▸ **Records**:
......
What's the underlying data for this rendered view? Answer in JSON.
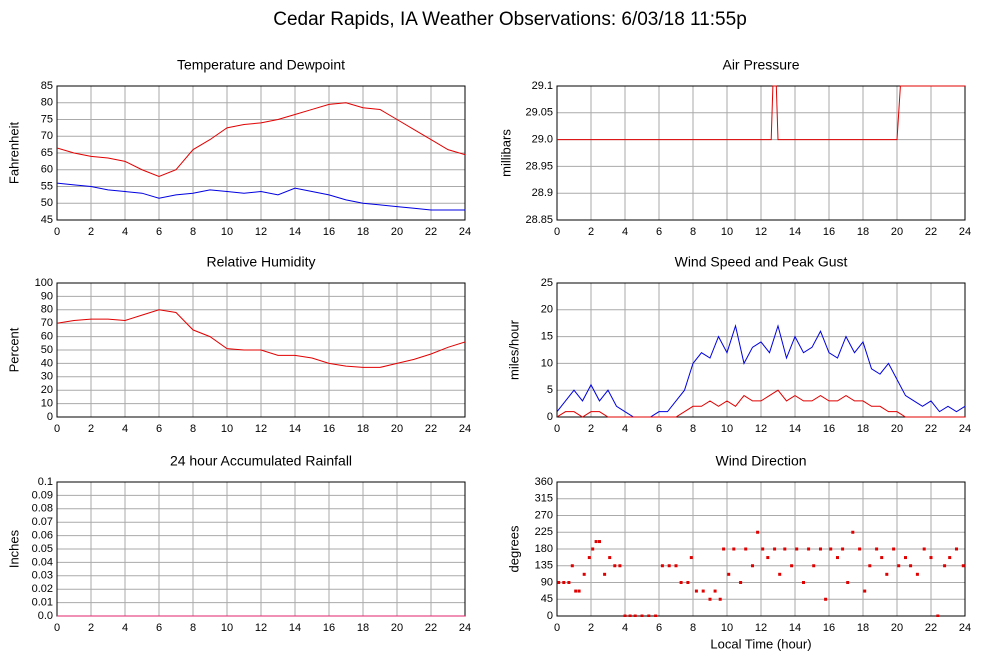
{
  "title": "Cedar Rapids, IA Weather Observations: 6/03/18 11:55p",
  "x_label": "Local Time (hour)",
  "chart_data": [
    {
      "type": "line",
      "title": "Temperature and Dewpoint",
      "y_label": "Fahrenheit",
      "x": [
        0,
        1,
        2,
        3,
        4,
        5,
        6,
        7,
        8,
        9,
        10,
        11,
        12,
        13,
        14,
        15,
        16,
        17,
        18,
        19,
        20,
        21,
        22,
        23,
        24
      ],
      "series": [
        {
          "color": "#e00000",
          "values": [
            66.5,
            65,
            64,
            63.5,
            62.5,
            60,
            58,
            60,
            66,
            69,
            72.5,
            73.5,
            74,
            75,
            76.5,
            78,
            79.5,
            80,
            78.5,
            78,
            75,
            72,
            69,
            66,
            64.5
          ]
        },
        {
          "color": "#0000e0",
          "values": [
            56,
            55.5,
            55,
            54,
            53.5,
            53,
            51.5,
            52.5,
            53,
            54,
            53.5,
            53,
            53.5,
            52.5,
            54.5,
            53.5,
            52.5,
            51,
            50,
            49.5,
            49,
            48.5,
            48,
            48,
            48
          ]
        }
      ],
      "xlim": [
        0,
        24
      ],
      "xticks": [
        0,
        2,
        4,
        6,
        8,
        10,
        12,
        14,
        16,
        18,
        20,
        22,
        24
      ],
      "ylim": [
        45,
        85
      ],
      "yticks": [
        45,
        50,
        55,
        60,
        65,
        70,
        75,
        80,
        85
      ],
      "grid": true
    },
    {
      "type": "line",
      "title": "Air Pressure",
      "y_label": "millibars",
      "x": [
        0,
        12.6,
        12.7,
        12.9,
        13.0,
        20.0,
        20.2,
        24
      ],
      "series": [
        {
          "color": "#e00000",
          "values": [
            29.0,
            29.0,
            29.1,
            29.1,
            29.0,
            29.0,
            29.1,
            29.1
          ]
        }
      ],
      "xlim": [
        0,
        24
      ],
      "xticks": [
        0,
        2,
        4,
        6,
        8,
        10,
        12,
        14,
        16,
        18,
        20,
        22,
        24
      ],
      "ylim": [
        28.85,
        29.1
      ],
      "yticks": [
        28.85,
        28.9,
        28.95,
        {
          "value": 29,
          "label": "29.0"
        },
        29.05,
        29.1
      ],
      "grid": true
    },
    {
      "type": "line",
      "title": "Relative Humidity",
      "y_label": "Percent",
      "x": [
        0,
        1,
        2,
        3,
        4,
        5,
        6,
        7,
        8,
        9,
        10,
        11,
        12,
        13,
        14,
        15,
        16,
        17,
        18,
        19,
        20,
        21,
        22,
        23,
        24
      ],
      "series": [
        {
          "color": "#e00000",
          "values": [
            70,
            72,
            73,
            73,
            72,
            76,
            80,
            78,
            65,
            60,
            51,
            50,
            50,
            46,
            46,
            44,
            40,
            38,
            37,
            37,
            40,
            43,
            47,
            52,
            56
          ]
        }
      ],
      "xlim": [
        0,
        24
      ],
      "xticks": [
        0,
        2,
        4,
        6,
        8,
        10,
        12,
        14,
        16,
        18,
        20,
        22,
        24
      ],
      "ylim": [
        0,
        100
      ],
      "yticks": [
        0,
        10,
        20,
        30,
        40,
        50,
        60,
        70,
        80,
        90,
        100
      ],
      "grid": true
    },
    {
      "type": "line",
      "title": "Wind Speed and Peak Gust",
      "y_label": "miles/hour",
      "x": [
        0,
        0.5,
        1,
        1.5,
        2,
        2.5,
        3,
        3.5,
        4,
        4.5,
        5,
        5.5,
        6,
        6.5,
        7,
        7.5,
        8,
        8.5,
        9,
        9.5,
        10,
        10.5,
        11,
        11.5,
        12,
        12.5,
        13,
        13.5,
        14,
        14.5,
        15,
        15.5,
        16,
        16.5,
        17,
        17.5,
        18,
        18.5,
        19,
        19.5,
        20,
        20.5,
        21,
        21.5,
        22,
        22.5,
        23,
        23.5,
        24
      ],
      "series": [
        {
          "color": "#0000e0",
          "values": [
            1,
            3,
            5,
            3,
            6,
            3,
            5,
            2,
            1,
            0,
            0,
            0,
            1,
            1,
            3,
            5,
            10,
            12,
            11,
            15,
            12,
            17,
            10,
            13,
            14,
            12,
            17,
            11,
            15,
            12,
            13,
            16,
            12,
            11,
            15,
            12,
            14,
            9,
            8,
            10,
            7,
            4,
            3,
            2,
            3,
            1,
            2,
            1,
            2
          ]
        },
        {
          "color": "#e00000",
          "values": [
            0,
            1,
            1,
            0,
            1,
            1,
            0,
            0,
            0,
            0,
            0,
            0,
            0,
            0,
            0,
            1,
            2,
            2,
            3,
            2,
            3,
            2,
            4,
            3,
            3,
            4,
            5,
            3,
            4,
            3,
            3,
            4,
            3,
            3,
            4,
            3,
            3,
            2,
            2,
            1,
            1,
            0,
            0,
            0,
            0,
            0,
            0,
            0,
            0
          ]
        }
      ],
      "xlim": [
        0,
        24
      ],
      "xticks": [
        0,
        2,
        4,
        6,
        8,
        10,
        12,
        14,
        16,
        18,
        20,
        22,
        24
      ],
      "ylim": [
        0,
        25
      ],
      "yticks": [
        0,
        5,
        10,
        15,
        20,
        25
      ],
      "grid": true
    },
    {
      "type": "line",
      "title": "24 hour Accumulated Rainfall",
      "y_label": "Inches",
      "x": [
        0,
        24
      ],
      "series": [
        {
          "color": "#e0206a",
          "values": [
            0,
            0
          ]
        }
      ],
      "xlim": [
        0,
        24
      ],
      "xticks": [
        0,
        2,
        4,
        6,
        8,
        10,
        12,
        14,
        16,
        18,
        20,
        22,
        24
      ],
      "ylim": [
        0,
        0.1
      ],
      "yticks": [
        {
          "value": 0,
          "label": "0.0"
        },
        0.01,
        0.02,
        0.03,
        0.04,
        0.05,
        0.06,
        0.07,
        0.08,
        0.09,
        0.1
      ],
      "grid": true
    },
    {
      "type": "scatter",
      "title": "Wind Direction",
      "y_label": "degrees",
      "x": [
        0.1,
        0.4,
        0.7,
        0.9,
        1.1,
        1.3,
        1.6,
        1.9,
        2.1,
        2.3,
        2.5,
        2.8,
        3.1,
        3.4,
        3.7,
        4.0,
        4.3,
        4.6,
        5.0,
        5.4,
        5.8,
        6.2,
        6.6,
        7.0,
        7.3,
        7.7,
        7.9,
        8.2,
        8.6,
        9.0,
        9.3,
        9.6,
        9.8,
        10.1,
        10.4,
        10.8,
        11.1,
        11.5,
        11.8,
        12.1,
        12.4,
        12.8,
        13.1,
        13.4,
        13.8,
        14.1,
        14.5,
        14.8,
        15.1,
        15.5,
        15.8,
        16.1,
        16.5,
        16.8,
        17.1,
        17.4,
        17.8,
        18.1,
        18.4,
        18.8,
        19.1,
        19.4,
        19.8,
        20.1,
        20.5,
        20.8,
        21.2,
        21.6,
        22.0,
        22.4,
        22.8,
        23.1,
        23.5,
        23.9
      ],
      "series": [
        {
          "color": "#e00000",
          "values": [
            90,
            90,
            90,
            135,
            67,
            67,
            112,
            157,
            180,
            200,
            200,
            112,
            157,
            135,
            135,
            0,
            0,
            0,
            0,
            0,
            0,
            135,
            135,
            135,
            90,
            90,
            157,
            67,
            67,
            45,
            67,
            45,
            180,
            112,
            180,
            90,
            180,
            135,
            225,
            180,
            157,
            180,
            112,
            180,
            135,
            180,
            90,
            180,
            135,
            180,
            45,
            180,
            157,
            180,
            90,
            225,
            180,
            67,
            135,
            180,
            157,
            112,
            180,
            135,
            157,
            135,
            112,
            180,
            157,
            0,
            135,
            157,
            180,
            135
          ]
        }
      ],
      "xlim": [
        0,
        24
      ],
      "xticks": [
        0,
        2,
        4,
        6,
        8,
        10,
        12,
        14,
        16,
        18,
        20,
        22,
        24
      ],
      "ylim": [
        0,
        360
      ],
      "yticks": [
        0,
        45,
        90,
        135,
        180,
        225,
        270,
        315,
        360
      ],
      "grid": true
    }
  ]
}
......
▸ **Exercise description**: Of the lines in the material, how many contain the word "Wind"? Reply with the number and nothing else.

▸ **The completed task**: 2